- _Stated problem_:
Identify every line in the records below that contains the word "value", and reproduce each one.

[Lines of data]
/---
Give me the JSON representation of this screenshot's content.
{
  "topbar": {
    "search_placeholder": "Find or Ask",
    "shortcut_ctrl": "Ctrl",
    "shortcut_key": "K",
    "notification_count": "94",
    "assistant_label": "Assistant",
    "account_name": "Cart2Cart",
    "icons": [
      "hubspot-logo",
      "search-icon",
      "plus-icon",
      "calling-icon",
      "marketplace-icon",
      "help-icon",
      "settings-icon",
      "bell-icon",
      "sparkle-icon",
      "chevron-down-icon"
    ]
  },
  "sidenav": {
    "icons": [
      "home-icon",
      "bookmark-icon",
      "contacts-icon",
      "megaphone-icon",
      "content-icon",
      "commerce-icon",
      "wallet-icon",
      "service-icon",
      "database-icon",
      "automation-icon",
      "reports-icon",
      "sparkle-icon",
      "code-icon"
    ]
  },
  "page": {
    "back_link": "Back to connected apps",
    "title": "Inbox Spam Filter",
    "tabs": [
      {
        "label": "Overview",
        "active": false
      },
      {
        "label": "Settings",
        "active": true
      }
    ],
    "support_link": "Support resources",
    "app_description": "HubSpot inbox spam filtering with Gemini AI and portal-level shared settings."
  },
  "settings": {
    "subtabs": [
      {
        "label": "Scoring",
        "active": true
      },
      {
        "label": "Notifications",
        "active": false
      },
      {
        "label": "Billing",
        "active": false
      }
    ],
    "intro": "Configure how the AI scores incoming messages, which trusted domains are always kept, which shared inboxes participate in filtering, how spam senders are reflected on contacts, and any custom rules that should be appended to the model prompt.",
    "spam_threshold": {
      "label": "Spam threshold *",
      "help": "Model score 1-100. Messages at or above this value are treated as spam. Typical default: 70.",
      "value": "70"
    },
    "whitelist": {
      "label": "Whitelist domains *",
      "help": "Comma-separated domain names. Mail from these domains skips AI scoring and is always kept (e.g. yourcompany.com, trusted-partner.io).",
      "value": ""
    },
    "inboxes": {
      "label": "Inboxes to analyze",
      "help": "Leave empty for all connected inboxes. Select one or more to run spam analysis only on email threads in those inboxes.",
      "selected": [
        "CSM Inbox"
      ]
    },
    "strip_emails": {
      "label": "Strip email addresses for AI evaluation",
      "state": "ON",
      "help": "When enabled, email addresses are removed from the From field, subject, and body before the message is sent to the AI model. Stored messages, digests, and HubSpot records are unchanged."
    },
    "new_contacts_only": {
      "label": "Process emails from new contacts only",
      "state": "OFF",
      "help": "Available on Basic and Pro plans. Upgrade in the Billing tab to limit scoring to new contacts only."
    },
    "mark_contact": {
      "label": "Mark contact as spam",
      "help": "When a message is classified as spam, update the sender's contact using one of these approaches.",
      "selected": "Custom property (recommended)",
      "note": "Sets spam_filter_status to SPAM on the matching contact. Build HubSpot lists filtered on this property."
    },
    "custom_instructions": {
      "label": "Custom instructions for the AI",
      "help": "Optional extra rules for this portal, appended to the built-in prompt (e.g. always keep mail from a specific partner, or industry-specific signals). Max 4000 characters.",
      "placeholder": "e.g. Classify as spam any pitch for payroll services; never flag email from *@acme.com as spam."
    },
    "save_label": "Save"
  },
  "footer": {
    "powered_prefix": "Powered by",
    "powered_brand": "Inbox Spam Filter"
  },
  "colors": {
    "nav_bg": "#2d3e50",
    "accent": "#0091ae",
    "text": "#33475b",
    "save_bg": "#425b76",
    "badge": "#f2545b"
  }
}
\---
- _Exercise result_:
      "help": "Model score 1-100. Messages at or above this value are treated as spam. Typical default: 70.",
      "value": "70"
      "value": ""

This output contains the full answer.